▶ [THE EXERCISE]:
Extract the lines that hold the string "icon".

[Dataset rows about figures]
-*-*-

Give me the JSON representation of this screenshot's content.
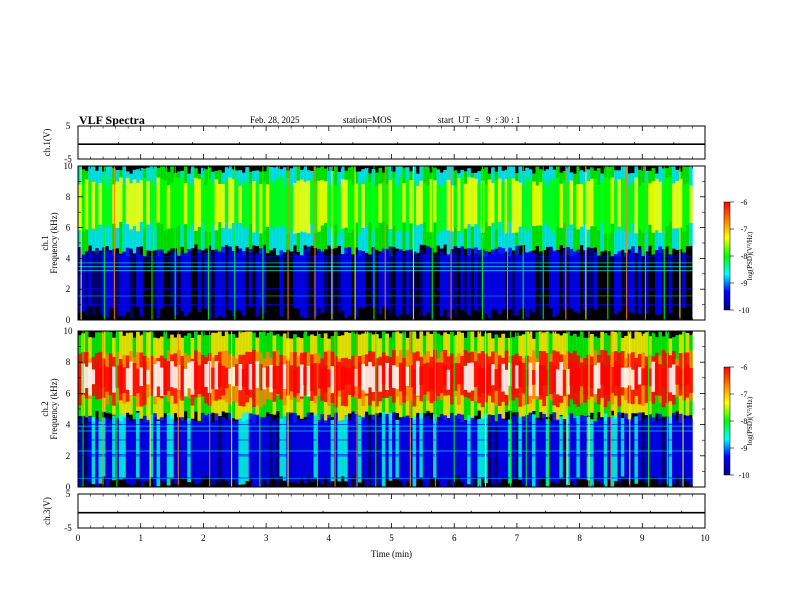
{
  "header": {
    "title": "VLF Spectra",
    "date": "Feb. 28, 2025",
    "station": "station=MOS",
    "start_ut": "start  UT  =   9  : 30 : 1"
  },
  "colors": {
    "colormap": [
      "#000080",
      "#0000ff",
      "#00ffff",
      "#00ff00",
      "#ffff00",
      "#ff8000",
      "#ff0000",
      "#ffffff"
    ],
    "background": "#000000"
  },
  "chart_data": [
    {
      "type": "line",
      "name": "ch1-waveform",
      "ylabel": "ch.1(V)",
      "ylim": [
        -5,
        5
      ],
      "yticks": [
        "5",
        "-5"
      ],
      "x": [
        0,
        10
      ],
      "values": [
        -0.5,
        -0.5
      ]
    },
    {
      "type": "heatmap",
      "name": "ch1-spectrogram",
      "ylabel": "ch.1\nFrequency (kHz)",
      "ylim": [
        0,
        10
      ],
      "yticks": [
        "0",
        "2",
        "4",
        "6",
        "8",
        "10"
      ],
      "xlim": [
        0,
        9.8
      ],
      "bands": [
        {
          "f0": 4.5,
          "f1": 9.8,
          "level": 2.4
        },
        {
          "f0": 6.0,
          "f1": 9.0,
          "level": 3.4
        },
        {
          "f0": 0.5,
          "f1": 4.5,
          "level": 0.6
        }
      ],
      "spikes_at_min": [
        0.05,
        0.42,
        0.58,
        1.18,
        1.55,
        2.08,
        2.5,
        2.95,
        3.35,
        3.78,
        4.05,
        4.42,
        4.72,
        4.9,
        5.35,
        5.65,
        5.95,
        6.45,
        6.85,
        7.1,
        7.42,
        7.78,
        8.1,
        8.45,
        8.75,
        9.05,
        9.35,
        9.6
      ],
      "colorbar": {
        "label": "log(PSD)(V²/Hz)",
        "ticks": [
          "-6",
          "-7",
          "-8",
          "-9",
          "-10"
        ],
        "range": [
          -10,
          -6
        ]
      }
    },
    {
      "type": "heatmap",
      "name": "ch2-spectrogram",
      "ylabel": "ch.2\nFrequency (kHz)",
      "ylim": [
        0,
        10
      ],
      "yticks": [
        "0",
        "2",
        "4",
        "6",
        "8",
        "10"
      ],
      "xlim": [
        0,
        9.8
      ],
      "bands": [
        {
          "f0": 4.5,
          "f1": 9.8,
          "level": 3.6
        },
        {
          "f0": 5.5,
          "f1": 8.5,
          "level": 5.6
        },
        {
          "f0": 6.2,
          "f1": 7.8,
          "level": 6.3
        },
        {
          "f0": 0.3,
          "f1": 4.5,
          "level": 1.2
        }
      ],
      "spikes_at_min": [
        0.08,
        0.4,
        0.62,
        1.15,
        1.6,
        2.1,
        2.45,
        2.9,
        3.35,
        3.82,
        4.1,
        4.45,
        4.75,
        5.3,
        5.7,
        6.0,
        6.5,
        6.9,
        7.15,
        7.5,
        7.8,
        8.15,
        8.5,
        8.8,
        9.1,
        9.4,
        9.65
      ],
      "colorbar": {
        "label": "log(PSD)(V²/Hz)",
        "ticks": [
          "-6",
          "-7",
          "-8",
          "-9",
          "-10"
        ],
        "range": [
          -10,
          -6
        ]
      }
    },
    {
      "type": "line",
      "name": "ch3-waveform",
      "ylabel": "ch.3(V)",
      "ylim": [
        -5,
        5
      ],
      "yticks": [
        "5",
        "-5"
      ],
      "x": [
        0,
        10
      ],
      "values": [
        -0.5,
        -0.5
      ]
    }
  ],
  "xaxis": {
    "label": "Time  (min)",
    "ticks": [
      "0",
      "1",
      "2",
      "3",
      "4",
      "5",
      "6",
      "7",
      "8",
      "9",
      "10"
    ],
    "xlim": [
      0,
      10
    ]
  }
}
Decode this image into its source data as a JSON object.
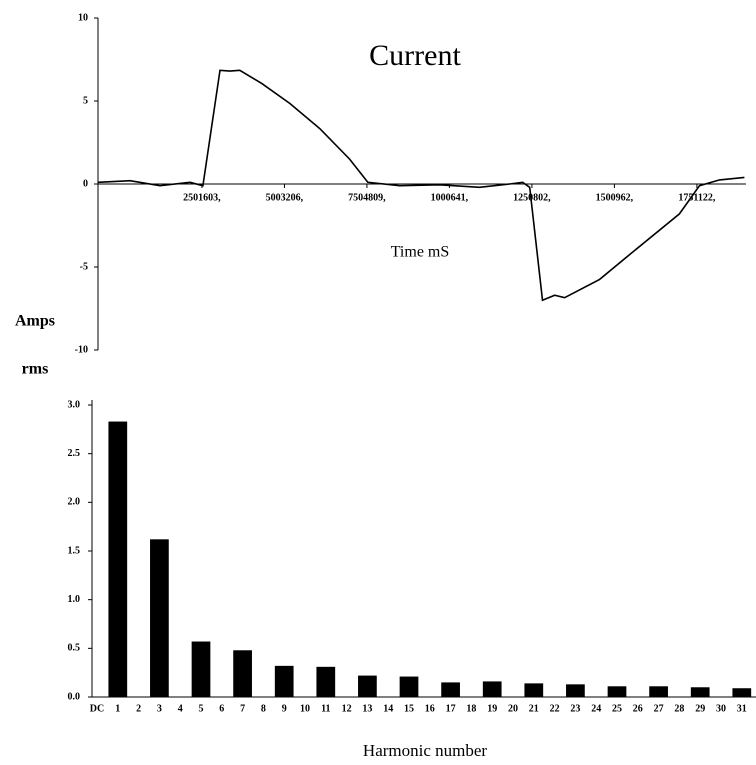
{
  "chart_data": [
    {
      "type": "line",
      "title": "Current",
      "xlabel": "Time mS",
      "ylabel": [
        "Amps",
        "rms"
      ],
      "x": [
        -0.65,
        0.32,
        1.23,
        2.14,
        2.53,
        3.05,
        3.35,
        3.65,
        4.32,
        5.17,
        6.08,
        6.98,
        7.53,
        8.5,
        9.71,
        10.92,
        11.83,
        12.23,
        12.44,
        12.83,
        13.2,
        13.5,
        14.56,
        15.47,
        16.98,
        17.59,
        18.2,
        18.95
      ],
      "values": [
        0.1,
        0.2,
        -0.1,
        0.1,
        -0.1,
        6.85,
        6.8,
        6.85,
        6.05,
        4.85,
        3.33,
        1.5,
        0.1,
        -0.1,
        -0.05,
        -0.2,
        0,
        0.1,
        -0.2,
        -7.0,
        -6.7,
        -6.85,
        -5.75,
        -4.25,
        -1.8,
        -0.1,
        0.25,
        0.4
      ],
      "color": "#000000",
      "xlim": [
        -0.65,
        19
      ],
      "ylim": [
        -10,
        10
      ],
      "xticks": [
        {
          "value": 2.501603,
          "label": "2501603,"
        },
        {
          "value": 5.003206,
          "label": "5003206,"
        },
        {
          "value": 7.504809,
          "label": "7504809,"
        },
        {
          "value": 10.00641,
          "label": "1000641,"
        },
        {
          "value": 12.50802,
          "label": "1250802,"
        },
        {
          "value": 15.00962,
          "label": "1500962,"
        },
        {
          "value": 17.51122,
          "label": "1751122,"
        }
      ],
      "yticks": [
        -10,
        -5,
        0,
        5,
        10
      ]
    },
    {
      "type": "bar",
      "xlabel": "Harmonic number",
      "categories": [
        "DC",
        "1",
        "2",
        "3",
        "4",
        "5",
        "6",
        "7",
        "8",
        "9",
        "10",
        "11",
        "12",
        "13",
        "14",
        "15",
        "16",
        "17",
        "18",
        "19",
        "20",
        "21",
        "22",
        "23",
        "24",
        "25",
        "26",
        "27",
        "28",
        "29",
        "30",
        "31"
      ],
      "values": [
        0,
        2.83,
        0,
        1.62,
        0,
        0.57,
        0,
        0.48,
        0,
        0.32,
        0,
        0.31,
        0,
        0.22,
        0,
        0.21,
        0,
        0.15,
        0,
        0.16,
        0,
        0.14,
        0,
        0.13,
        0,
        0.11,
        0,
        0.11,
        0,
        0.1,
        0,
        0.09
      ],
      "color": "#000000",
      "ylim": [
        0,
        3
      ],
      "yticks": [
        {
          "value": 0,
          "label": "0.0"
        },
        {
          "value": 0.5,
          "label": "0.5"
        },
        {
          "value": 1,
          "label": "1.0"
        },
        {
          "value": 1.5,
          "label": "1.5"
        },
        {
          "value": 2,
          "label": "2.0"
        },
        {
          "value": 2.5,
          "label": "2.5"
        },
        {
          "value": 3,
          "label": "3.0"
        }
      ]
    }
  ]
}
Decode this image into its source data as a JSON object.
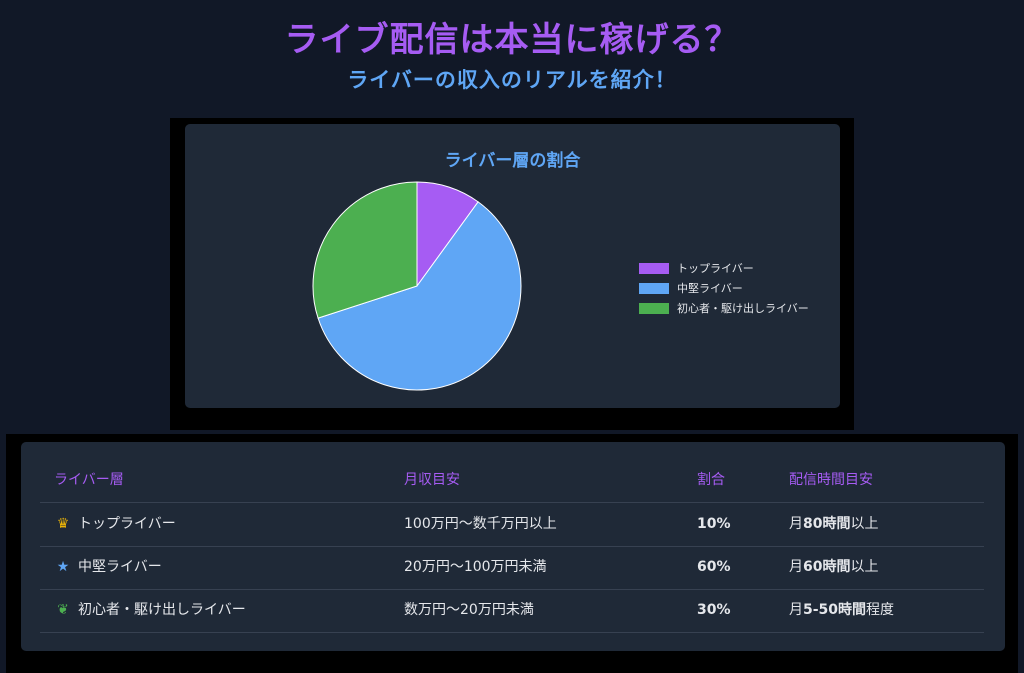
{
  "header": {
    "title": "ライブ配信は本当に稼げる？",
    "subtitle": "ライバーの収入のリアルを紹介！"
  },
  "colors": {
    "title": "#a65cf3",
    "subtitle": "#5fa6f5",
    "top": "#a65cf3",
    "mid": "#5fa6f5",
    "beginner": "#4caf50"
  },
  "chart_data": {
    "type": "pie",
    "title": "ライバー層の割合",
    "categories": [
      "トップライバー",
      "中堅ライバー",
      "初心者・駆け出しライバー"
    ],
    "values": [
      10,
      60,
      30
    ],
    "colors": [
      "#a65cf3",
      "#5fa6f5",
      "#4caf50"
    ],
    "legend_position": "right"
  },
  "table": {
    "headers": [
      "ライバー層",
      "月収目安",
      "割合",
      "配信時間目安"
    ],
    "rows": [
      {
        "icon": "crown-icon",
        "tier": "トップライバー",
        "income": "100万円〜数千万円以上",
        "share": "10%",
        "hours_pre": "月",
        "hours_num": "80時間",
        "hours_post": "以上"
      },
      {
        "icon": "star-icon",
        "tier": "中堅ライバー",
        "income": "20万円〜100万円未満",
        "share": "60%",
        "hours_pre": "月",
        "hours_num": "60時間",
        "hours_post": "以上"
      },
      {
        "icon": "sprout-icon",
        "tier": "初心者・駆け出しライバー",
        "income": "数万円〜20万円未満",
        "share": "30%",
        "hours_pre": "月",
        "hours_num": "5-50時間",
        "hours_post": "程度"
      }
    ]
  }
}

-*-*-

▶ [WRITTEN SOLUTION]:
        "icon": "crown-icon",
        "icon": "star-icon",
        "icon": "sprout-icon",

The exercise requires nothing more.